DATA SHOWN:
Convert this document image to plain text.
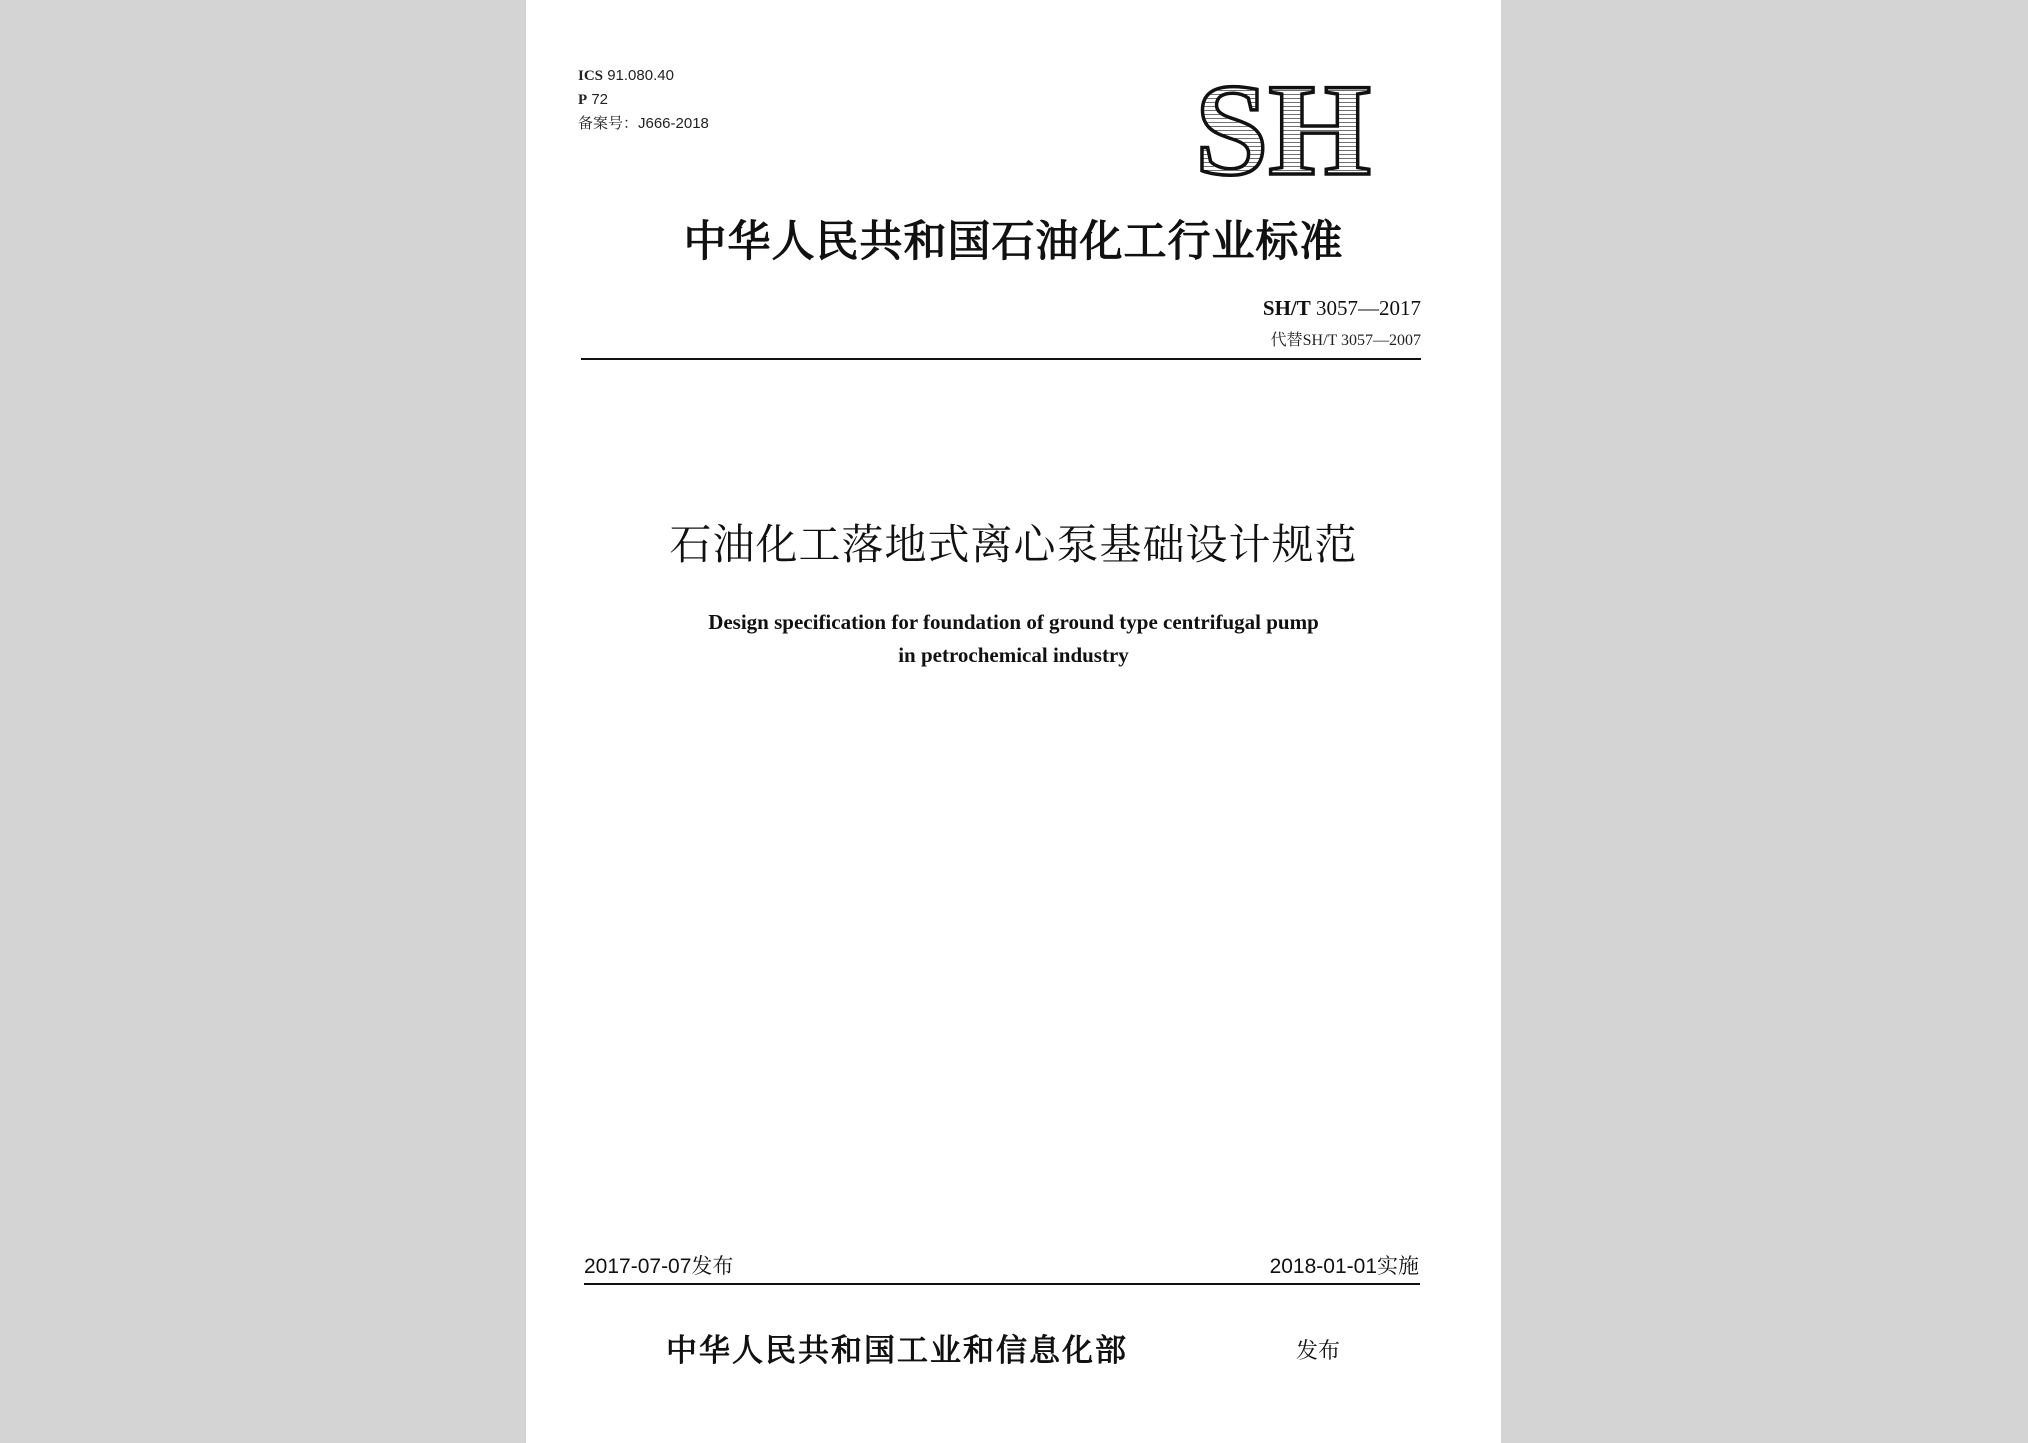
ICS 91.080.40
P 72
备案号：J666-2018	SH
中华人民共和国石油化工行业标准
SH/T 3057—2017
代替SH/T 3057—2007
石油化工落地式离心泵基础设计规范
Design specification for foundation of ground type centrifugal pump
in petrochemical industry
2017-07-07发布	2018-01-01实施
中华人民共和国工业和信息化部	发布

WHAT THE TASK ASKS: Quote each record exactly as it stands, minus the pictures.

TASK OUTPUT:
Convert this document image to plain text.
ICS 91.080.40
P 72
备案号：J666-2018	SH
中华人民共和国石油化工行业标准
SH/T 3057—2017
代替SH/T 3057—2007
石油化工落地式离心泵基础设计规范
Design specification for foundation of ground type centrifugal pump
in petrochemical industry
2017-07-07发布	2018-01-01实施
中华人民共和国工业和信息化部	发布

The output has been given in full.